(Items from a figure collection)
+++

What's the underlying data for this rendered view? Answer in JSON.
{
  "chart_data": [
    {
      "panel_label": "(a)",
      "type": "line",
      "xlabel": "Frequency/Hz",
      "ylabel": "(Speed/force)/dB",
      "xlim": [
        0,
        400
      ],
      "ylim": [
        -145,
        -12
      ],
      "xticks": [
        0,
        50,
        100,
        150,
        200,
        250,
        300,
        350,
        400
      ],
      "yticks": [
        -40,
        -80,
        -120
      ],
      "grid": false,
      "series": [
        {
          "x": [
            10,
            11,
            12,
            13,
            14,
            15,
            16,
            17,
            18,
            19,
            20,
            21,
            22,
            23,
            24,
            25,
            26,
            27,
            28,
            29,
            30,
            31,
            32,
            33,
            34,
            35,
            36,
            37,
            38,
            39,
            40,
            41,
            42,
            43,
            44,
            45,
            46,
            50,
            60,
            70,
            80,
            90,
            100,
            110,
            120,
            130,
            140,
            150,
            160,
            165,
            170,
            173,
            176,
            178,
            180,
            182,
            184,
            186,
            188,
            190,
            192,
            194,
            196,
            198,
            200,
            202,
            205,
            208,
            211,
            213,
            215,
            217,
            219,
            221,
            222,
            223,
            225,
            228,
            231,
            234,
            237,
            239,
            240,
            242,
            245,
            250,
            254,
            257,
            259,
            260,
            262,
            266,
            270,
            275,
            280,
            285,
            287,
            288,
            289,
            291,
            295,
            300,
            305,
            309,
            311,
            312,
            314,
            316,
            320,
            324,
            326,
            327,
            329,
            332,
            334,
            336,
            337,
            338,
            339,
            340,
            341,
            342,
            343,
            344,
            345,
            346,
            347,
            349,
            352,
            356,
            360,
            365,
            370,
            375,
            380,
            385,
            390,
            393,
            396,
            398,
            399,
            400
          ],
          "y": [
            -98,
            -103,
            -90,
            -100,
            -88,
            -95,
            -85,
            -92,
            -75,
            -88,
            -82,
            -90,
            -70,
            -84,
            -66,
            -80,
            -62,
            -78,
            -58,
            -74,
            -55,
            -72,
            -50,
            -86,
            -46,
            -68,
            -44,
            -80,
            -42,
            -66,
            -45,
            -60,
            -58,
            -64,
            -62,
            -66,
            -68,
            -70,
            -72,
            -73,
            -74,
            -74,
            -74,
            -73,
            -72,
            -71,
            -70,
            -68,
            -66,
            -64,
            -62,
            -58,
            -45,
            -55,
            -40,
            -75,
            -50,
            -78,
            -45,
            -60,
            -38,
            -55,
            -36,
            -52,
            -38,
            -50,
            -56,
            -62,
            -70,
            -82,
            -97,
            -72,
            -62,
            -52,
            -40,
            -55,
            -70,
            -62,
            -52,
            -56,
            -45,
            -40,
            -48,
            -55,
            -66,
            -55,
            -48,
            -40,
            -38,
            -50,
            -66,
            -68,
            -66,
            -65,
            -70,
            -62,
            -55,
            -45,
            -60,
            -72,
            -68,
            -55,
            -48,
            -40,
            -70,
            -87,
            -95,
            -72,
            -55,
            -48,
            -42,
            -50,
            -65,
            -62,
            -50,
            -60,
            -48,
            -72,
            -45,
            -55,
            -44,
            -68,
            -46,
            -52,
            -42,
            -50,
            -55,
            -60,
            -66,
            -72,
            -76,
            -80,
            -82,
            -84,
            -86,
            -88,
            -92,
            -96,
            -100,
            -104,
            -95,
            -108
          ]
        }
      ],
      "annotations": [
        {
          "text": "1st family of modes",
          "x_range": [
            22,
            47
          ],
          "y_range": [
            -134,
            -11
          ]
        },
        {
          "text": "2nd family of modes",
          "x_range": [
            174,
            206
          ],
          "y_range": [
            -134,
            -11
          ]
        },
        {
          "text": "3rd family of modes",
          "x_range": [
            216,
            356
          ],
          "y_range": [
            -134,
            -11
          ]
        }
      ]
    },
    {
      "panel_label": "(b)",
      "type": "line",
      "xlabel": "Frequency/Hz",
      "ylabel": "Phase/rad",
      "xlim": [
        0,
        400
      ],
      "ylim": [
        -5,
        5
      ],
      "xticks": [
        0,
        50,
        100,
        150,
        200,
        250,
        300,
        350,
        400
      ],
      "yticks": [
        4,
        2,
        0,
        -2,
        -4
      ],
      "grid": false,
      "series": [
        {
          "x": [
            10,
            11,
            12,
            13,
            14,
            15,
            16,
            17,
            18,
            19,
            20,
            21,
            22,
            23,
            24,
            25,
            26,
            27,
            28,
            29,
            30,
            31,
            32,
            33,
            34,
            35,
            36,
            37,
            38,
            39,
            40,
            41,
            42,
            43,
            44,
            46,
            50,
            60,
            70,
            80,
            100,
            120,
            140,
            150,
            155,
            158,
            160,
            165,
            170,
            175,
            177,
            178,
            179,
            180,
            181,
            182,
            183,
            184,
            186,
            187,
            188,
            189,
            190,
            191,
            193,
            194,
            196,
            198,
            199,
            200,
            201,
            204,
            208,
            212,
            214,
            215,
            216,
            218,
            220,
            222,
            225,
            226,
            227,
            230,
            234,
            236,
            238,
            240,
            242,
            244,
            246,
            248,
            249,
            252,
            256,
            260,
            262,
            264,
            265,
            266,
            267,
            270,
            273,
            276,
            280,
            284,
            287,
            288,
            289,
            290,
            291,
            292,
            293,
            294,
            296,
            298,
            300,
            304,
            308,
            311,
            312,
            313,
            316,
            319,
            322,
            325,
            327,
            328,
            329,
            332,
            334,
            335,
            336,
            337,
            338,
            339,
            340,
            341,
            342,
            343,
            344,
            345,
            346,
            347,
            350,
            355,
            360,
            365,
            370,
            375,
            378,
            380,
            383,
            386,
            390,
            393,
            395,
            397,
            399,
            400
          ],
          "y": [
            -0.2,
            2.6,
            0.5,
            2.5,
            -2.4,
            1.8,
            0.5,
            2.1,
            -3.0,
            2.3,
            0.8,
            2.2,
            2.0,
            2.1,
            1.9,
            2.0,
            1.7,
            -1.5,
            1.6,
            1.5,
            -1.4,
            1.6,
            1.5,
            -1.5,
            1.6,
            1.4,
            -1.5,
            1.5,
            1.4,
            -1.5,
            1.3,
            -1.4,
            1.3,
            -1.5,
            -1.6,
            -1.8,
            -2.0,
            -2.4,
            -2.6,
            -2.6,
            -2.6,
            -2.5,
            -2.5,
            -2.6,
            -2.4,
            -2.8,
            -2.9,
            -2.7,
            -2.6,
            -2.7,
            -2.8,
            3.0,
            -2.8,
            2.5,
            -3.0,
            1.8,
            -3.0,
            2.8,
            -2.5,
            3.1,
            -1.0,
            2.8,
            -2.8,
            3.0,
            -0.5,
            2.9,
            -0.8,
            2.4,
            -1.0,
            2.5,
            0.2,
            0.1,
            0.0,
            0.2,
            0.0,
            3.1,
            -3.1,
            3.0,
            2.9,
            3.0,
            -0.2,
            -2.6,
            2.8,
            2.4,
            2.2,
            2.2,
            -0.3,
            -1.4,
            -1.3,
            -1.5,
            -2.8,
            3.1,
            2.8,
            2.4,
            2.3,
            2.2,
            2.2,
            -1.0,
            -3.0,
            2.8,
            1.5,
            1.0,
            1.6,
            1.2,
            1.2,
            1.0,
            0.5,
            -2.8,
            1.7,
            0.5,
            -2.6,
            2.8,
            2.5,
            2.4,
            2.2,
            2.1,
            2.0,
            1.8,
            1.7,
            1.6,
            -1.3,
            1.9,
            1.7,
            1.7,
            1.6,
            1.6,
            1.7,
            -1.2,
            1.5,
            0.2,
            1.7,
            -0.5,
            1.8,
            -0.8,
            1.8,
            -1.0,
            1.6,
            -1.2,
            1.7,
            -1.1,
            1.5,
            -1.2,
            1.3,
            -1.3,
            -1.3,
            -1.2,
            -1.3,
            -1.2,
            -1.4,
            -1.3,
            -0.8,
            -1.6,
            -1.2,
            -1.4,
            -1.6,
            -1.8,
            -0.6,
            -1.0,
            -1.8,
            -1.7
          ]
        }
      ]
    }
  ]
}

+++

» **Task goal**: Return every line in the listing that contains the word "ylabel".

» **Exercise output**:
      "ylabel": "(Speed/force)/dB",
      "ylabel": "Phase/rad",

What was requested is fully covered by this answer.